▸ **Recorded information**:
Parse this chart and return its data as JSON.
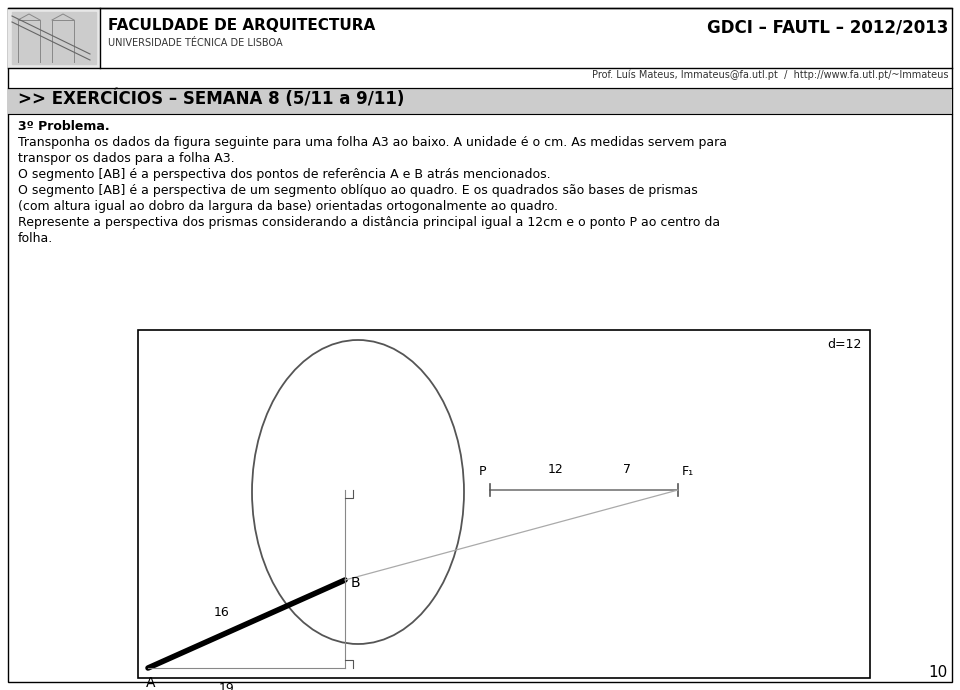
{
  "page_width": 9.6,
  "page_height": 6.9,
  "bg_color": "#ffffff",
  "header_institution": "FACULDADE DE ARQUITECTURA",
  "header_sub": "UNIVERSIDADE TÉCNICA DE LISBOA",
  "header_right": "GDCI – FAUTL – 2012/2013",
  "header_prof": "Prof. Luís Mateus, lmmateus@fa.utl.pt  /  http://www.fa.utl.pt/~lmmateus",
  "title_text": ">> EXERCÍCIOS – SEMANA 8 (5/11 a 9/11)",
  "body_lines": [
    "3º Problema.",
    "Transponha os dados da figura seguinte para uma folha A3 ao baixo. A unidade é o cm. As medidas servem para transpor os dados para a folha A3.",
    "O segmento [AB] é a perspectiva dos pontos de referência A e B atrás mencionados.",
    "O segmento [AB] é a perspectiva de um segmento oblíquo ao quadro. E os quadrados são bases de prismas (com altura igual ao dobro da largura da base) orientadas ortogonalmente ao quadro.",
    "Represente a perspectiva dos prismas considerando a distância principal igual a 12cm e o ponto P ao centro da folha."
  ],
  "page_number": "10"
}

▸ **Task to complete**:
Quote all the records verbatim, dropping any pictures from your copy.

▸ **Solution**:
Parse this chart and return its data as JSON.
{
  "page_width": 9.6,
  "page_height": 6.9,
  "bg_color": "#ffffff",
  "header_institution": "FACULDADE DE ARQUITECTURA",
  "header_sub": "UNIVERSIDADE TÉCNICA DE LISBOA",
  "header_right": "GDCI – FAUTL – 2012/2013",
  "header_prof": "Prof. Luís Mateus, lmmateus@fa.utl.pt  /  http://www.fa.utl.pt/~lmmateus",
  "title_text": ">> EXERCÍCIOS – SEMANA 8 (5/11 a 9/11)",
  "body_lines": [
    "3º Problema.",
    "Transponha os dados da figura seguinte para uma folha A3 ao baixo. A unidade é o cm. As medidas servem para transpor os dados para a folha A3.",
    "O segmento [AB] é a perspectiva dos pontos de referência A e B atrás mencionados.",
    "O segmento [AB] é a perspectiva de um segmento oblíquo ao quadro. E os quadrados são bases de prismas (com altura igual ao dobro da largura da base) orientadas ortogonalmente ao quadro.",
    "Represente a perspectiva dos prismas considerando a distância principal igual a 12cm e o ponto P ao centro da folha."
  ],
  "page_number": "10"
}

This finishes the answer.